Output the records. Match them exactly.

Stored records
** BEGIN **

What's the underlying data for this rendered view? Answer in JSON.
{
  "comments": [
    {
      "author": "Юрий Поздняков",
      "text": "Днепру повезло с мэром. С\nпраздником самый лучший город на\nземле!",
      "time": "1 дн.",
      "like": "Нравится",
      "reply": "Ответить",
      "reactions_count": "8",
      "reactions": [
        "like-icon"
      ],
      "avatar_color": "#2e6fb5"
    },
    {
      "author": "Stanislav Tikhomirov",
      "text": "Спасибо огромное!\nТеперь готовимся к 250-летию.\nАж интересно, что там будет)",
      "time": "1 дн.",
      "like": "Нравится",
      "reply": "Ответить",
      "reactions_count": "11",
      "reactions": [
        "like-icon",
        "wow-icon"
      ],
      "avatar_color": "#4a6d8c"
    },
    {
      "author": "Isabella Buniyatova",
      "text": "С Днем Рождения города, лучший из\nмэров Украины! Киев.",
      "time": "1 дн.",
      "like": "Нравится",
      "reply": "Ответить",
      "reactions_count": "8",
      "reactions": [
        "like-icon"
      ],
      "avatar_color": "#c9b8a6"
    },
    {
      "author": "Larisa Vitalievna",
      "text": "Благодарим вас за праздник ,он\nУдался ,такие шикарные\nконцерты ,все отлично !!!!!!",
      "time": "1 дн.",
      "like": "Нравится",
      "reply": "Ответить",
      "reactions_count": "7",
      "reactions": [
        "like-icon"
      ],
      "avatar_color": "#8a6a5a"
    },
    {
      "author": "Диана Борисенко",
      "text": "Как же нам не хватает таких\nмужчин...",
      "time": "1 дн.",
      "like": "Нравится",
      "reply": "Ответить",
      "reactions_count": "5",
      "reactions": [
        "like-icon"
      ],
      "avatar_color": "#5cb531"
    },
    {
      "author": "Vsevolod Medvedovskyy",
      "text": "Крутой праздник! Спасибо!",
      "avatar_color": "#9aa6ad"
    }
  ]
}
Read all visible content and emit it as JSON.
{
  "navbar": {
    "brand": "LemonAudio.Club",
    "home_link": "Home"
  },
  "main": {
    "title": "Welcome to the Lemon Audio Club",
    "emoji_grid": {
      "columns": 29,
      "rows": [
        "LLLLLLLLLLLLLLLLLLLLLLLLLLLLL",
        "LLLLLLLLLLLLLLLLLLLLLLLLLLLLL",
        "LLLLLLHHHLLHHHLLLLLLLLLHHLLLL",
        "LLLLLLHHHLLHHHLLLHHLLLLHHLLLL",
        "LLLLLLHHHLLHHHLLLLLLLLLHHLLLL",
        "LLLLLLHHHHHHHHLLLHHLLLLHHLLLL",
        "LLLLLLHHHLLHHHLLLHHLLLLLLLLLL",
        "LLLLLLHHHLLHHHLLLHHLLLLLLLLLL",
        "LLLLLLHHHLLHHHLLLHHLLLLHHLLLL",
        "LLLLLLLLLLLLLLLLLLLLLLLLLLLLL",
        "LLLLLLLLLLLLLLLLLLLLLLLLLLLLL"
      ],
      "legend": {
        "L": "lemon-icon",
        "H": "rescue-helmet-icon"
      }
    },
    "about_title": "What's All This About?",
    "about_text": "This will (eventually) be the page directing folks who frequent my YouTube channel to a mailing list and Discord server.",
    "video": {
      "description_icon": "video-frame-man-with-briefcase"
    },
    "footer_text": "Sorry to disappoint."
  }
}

** END **

**Result**
What's the underlying data for this rendered view? Answer in JSON.
{
  "comments": [
    {
      "author": "Юрий Поздняков",
      "text": "Днепру повезло с мэром. С\nпраздником самый лучший город на\nземле!",
      "time": "1 дн.",
      "like": "Нравится",
      "reply": "Ответить",
      "reactions_count": "8",
      "reactions": [
        "like-icon"
      ],
      "avatar_color": "#2e6fb5"
    },
    {
      "author": "Stanislav Tikhomirov",
      "text": "Спасибо огромное!\nТеперь готовимся к 250-летию.\nАж интересно, что там будет)",
      "time": "1 дн.",
      "like": "Нравится",
      "reply": "Ответить",
      "reactions_count": "11",
      "reactions": [
        "like-icon",
        "wow-icon"
      ],
      "avatar_color": "#4a6d8c"
    },
    {
      "author": "Isabella Buniyatova",
      "text": "С Днем Рождения города, лучший из\nмэров Украины! Киев.",
      "time": "1 дн.",
      "like": "Нравится",
      "reply": "Ответить",
      "reactions_count": "8",
      "reactions": [
        "like-icon"
      ],
      "avatar_color": "#c9b8a6"
    },
    {
      "author": "Larisa Vitalievna",
      "text": "Благодарим вас за праздник ,он\nУдался ,такие шикарные\nконцерты ,все отлично !!!!!!",
      "time": "1 дн.",
      "like": "Нравится",
      "reply": "Ответить",
      "reactions_count": "7",
      "reactions": [
        "like-icon"
      ],
      "avatar_color": "#8a6a5a"
    },
    {
      "author": "Диана Борисенко",
      "text": "Как же нам не хватает таких\nмужчин...",
      "time": "1 дн.",
      "like": "Нравится",
      "reply": "Ответить",
      "reactions_count": "5",
      "reactions": [
        "like-icon"
      ],
      "avatar_color": "#5cb531"
    },
    {
      "author": "Vsevolod Medvedovskyy",
      "text": "Крутой праздник! Спасибо!",
      "avatar_color": "#9aa6ad"
    }
  ]
}
Read all visible content and emit it as JSON.
{
  "navbar": {
    "brand": "LemonAudio.Club",
    "home_link": "Home"
  },
  "main": {
    "title": "Welcome to the Lemon Audio Club",
    "emoji_grid": {
      "columns": 29,
      "rows": [
        "LLLLLLLLLLLLLLLLLLLLLLLLLLLLL",
        "LLLLLLLLLLLLLLLLLLLLLLLLLLLLL",
        "LLLLLLHHHLLHHHLLLLLLLLLHHLLLL",
        "LLLLLLHHHLLHHHLLLHHLLLLHHLLLL",
        "LLLLLLHHHLLHHHLLLLLLLLLHHLLLL",
        "LLLLLLHHHHHHHHLLLHHLLLLHHLLLL",
        "LLLLLLHHHLLHHHLLLHHLLLLLLLLLL",
        "LLLLLLHHHLLHHHLLLHHLLLLLLLLLL",
        "LLLLLLHHHLLHHHLLLHHLLLLHHLLLL",
        "LLLLLLLLLLLLLLLLLLLLLLLLLLLLL",
        "LLLLLLLLLLLLLLLLLLLLLLLLLLLLL"
      ],
      "legend": {
        "L": "lemon-icon",
        "H": "rescue-helmet-icon"
      }
    },
    "about_title": "What's All This About?",
    "about_text": "This will (eventually) be the page directing folks who frequent my YouTube channel to a mailing list and Discord server.",
    "video": {
      "description_icon": "video-frame-man-with-briefcase"
    },
    "footer_text": "Sorry to disappoint."
  }
}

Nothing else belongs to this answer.